— TASK DIRECTIONS —
Will you quote all of the entries, word for word?

Rows from a dataset:
☆ ☆ ☆ ☆ ☆ ☆ ☆

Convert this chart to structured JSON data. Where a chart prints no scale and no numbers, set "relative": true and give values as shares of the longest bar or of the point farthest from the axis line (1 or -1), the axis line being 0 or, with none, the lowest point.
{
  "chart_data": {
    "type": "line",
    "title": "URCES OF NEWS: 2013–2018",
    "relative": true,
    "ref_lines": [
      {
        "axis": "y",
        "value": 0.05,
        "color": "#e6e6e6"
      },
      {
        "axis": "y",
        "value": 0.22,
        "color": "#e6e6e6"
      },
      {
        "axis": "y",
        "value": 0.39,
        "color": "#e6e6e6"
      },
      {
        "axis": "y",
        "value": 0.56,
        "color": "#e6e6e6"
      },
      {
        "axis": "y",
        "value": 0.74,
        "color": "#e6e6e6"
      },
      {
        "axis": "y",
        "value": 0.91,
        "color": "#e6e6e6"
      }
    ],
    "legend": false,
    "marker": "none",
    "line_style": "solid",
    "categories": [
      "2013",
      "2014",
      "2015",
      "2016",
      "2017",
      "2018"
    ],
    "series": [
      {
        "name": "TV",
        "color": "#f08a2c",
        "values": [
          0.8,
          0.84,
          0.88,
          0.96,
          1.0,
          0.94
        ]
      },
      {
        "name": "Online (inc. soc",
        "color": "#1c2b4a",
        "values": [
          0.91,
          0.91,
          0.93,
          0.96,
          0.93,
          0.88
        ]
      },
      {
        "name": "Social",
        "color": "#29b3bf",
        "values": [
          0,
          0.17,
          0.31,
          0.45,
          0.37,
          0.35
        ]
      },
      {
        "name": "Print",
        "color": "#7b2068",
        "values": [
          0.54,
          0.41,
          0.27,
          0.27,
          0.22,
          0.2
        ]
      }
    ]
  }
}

☆ ☆ ☆ ☆ ☆ ☆ ☆

— CORRECT OUTPUT —
Convert this chart to structured JSON data. Where a chart prints no scale and no numbers, set "relative": true and give values as shares of the longest bar or of the point farthest from the axis line (1 or -1), the axis line being 0 or, with none, the lowest point.
{
  "chart_data": {
    "type": "line",
    "title": "URCES OF NEWS: 2013–2018",
    "relative": true,
    "ref_lines": [
      {
        "axis": "y",
        "value": 0.05,
        "color": "#e6e6e6"
      },
      {
        "axis": "y",
        "value": 0.22,
        "color": "#e6e6e6"
      },
      {
        "axis": "y",
        "value": 0.39,
        "color": "#e6e6e6"
      },
      {
        "axis": "y",
        "value": 0.56,
        "color": "#e6e6e6"
      },
      {
        "axis": "y",
        "value": 0.74,
        "color": "#e6e6e6"
      },
      {
        "axis": "y",
        "value": 0.91,
        "color": "#e6e6e6"
      }
    ],
    "legend": false,
    "marker": "none",
    "line_style": "solid",
    "categories": [
      "2013",
      "2014",
      "2015",
      "2016",
      "2017",
      "2018"
    ],
    "series": [
      {
        "name": "TV",
        "color": "#f08a2c",
        "values": [
          0.8,
          0.84,
          0.88,
          0.96,
          1.0,
          0.94
        ]
      },
      {
        "name": "Online (inc. soc",
        "color": "#1c2b4a",
        "values": [
          0.91,
          0.91,
          0.93,
          0.96,
          0.93,
          0.88
        ]
      },
      {
        "name": "Social",
        "color": "#29b3bf",
        "values": [
          0,
          0.17,
          0.31,
          0.45,
          0.37,
          0.35
        ]
      },
      {
        "name": "Print",
        "color": "#7b2068",
        "values": [
          0.54,
          0.41,
          0.27,
          0.27,
          0.22,
          0.2
        ]
      }
    ]
  }
}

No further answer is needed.